■ Task to carry out ■
Collect every line below that contains the word "MacBookAir".

■ Provided material ■

==*==

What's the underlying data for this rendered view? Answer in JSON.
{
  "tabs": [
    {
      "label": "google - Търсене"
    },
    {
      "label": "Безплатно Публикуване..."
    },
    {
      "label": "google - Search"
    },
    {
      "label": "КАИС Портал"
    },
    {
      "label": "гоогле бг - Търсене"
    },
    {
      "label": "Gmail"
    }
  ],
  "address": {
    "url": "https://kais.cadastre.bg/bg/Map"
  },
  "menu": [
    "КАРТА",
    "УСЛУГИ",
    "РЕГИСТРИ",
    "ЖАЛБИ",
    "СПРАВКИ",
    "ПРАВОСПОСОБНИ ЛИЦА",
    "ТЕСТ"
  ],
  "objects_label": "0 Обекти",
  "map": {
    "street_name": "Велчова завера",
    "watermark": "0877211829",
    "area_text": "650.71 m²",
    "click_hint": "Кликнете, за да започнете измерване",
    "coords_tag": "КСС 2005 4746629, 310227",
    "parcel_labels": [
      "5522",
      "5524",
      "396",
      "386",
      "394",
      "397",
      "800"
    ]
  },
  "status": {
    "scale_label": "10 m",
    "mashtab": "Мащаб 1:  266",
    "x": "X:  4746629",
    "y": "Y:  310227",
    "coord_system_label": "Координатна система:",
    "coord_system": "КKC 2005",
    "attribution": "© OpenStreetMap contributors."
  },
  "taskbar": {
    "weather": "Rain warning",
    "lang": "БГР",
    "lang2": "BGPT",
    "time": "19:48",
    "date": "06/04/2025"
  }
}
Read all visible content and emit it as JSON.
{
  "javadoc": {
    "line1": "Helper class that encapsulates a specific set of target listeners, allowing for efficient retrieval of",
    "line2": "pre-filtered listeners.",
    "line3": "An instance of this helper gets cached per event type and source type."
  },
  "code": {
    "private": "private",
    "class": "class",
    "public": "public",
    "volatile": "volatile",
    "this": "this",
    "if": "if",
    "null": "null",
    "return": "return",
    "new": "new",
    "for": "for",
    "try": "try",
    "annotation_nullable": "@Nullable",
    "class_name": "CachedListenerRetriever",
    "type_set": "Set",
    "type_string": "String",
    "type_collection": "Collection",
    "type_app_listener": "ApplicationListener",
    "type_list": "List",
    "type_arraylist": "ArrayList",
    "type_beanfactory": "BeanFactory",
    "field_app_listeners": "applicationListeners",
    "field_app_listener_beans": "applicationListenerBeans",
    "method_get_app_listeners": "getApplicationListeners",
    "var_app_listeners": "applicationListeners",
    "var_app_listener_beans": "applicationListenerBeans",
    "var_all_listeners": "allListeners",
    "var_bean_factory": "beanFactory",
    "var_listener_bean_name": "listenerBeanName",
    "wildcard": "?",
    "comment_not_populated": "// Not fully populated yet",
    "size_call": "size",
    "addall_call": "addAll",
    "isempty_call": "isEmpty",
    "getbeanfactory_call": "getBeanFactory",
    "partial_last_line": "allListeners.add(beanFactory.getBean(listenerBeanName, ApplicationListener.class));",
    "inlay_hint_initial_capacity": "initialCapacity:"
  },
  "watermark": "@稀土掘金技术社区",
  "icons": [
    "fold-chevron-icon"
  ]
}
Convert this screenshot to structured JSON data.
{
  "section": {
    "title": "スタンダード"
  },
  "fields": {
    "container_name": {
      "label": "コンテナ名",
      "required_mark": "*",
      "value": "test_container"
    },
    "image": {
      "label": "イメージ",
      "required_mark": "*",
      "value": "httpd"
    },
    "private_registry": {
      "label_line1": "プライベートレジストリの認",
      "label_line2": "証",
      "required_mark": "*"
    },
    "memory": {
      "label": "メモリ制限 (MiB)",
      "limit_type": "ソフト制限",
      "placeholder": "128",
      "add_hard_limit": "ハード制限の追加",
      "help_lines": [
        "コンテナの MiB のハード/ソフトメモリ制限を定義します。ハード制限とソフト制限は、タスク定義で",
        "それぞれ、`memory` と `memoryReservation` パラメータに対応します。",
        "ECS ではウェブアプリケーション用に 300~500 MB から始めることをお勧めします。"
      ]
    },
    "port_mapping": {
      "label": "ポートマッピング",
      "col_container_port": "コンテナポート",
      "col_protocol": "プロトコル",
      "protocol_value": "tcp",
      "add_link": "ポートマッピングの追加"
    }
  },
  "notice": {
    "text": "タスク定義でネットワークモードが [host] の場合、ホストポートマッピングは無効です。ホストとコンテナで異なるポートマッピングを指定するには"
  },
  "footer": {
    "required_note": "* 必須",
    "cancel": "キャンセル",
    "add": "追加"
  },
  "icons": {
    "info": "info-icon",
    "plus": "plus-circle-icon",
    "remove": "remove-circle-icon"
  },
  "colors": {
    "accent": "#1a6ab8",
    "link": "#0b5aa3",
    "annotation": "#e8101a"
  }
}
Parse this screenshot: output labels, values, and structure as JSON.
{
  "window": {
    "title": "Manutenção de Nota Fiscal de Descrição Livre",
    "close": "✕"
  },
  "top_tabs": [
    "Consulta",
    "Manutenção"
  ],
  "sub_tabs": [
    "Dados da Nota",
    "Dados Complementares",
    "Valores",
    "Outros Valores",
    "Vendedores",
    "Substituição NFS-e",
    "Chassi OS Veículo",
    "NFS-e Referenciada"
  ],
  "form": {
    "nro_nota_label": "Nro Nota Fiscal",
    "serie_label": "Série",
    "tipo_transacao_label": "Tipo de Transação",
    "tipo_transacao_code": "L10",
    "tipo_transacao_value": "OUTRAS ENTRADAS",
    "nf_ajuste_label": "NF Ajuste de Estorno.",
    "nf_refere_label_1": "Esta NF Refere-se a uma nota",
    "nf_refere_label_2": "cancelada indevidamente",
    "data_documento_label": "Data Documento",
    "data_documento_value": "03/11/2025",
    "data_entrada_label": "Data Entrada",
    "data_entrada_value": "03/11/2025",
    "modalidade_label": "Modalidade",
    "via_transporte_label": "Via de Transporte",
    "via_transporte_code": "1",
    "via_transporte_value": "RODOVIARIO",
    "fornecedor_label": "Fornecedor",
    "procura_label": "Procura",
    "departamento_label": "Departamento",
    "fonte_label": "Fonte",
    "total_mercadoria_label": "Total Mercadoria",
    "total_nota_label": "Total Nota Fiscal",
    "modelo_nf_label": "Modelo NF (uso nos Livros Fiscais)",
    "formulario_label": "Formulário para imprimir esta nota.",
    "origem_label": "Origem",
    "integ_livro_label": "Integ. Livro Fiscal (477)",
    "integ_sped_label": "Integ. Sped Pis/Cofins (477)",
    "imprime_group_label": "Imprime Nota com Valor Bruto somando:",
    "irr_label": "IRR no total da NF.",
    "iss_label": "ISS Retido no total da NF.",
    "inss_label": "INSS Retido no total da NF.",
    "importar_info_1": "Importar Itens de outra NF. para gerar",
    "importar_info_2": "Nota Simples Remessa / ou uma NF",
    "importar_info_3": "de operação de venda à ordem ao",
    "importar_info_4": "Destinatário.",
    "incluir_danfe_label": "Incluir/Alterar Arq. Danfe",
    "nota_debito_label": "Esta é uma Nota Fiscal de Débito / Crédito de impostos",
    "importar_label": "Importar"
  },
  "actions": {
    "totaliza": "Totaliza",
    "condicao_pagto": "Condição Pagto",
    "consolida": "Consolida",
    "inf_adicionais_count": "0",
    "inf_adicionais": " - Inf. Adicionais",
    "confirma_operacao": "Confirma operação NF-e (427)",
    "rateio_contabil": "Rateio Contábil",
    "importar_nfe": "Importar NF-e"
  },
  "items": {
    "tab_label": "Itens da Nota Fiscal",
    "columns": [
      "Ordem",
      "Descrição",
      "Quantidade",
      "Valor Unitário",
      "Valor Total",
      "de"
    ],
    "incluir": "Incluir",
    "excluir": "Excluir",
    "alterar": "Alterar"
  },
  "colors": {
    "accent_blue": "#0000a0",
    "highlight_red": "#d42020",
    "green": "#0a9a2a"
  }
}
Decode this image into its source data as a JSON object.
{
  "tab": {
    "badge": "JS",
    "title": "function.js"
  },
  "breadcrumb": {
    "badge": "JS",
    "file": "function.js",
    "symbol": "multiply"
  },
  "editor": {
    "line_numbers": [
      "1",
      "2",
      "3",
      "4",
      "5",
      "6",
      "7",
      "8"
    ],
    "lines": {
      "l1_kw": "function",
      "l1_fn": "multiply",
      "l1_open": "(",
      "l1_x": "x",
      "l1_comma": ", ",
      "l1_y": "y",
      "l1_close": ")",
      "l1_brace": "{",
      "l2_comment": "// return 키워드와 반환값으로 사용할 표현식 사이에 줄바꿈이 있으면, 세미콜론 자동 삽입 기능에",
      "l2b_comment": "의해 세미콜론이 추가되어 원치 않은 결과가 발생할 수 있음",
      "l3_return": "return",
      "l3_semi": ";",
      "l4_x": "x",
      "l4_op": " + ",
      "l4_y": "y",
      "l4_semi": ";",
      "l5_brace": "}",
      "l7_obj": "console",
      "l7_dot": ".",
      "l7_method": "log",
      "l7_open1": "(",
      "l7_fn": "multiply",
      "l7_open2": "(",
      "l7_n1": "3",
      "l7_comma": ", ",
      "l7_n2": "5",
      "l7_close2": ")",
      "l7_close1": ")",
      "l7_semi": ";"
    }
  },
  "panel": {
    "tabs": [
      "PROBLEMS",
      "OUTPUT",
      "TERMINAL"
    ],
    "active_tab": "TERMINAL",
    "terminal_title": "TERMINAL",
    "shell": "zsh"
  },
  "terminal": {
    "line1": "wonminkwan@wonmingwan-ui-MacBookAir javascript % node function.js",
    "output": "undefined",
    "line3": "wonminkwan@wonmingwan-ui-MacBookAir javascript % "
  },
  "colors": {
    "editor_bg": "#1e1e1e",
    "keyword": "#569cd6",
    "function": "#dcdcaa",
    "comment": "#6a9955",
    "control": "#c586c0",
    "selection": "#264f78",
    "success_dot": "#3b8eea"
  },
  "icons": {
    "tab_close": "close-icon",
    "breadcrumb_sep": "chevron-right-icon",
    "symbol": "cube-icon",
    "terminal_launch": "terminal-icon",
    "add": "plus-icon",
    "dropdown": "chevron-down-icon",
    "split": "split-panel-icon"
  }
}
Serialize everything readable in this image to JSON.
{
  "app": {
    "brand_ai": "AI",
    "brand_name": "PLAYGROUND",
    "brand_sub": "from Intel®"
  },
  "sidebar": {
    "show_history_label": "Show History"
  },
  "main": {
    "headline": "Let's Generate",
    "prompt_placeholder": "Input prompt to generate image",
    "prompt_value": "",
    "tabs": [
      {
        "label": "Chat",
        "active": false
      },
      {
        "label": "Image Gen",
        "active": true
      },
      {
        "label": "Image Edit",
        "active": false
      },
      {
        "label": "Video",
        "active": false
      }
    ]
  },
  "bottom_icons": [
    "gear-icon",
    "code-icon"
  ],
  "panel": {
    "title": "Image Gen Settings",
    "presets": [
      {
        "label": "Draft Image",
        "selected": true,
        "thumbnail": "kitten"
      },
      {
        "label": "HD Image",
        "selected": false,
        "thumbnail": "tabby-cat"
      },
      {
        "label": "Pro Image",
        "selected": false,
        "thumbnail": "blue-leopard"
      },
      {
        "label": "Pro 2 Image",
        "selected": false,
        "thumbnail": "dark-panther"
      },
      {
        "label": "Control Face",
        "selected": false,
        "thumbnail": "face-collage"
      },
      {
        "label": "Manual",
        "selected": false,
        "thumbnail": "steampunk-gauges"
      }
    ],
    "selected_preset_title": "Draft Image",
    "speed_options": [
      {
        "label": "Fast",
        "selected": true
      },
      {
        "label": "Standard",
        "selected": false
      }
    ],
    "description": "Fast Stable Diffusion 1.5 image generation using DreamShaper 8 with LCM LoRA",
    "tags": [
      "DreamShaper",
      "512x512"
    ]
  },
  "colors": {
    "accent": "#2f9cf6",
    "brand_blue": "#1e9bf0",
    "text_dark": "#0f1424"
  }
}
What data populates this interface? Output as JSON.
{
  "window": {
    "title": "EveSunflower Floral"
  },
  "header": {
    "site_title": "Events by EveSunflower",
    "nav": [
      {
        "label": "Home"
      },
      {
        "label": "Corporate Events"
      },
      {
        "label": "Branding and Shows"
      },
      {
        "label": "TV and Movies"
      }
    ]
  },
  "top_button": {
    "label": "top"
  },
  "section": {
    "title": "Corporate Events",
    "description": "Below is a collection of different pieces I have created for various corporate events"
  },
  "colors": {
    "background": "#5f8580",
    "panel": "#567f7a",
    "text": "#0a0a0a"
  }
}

==*==

■ Exercise result ■
    "line1": "wonminkwan@wonmingwan-ui-MacBookAir javascript % node function.js",
    "line3": "wonminkwan@wonmingwan-ui-MacBookAir javascript % "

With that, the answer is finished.